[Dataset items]
━━━━━━━━━━
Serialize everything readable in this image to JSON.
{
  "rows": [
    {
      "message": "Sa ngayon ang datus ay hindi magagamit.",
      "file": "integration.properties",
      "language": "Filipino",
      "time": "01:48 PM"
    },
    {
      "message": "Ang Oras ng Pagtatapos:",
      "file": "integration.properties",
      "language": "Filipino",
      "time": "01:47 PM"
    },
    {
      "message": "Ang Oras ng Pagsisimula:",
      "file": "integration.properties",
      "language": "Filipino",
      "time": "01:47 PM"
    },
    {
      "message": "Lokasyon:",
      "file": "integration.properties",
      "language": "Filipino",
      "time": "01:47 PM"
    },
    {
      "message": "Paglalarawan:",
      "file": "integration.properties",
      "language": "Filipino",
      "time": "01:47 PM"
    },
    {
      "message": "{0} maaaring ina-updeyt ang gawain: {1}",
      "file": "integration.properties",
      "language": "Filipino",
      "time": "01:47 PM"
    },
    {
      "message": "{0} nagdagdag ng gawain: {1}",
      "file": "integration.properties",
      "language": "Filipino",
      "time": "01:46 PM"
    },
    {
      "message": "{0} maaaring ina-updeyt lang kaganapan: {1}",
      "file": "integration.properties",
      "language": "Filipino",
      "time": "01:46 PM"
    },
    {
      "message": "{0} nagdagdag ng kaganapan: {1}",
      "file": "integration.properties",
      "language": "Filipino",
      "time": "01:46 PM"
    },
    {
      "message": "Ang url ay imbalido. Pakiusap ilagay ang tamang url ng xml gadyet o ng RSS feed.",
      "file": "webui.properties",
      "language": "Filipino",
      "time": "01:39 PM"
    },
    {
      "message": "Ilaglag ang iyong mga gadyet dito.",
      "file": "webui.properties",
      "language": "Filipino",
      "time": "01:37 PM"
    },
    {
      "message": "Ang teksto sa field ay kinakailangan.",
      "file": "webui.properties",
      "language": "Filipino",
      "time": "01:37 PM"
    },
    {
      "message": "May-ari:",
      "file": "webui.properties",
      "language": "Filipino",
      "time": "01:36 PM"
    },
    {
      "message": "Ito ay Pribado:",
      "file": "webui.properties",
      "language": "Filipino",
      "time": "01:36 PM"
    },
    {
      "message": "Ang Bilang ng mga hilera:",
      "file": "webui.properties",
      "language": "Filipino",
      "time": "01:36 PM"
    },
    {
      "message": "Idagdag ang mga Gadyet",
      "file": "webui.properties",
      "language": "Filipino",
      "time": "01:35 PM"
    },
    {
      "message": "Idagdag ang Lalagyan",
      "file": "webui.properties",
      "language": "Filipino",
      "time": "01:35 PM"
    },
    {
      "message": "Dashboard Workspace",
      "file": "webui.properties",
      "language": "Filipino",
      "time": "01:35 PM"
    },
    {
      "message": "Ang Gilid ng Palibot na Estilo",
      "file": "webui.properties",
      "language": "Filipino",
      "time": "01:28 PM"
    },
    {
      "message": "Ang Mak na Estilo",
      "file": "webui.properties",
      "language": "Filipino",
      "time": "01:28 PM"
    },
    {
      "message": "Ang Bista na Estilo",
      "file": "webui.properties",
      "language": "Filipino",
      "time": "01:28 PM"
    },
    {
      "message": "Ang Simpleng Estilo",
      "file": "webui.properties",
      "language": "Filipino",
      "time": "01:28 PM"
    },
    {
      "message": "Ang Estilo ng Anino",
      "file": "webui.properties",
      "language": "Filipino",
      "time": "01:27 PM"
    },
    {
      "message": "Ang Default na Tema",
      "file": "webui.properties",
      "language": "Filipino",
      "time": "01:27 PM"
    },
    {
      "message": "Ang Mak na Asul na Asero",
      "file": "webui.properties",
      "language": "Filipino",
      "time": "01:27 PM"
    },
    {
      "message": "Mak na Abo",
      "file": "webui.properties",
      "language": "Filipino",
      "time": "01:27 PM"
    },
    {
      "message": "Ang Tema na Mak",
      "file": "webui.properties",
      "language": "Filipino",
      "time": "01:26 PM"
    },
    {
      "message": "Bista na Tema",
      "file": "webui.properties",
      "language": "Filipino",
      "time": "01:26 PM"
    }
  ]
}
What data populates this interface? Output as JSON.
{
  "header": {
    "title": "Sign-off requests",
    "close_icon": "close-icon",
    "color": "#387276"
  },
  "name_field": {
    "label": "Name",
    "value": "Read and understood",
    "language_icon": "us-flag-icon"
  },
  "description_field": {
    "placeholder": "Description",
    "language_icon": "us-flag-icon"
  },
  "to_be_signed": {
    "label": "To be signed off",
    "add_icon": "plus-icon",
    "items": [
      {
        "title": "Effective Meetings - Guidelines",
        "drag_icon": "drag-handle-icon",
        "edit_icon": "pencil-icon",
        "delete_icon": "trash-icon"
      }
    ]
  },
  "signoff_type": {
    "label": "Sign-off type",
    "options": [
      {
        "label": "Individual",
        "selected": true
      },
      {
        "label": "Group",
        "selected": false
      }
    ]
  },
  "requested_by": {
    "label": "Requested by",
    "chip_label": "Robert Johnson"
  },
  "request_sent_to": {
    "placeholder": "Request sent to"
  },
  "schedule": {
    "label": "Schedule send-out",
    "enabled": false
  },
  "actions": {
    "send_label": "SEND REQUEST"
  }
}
━━━━━━━━━━
■ What is required
Output, unchanged, the lines from the line with "What data populates" through the final line of the material.

■ Task answer
What data populates this interface? Output as JSON.
{
  "header": {
    "title": "Sign-off requests",
    "close_icon": "close-icon",
    "color": "#387276"
  },
  "name_field": {
    "label": "Name",
    "value": "Read and understood",
    "language_icon": "us-flag-icon"
  },
  "description_field": {
    "placeholder": "Description",
    "language_icon": "us-flag-icon"
  },
  "to_be_signed": {
    "label": "To be signed off",
    "add_icon": "plus-icon",
    "items": [
      {
        "title": "Effective Meetings - Guidelines",
        "drag_icon": "drag-handle-icon",
        "edit_icon": "pencil-icon",
        "delete_icon": "trash-icon"
      }
    ]
  },
  "signoff_type": {
    "label": "Sign-off type",
    "options": [
      {
        "label": "Individual",
        "selected": true
      },
      {
        "label": "Group",
        "selected": false
      }
    ]
  },
  "requested_by": {
    "label": "Requested by",
    "chip_label": "Robert Johnson"
  },
  "request_sent_to": {
    "placeholder": "Request sent to"
  },
  "schedule": {
    "label": "Schedule send-out",
    "enabled": false
  },
  "actions": {
    "send_label": "SEND REQUEST"
  }
}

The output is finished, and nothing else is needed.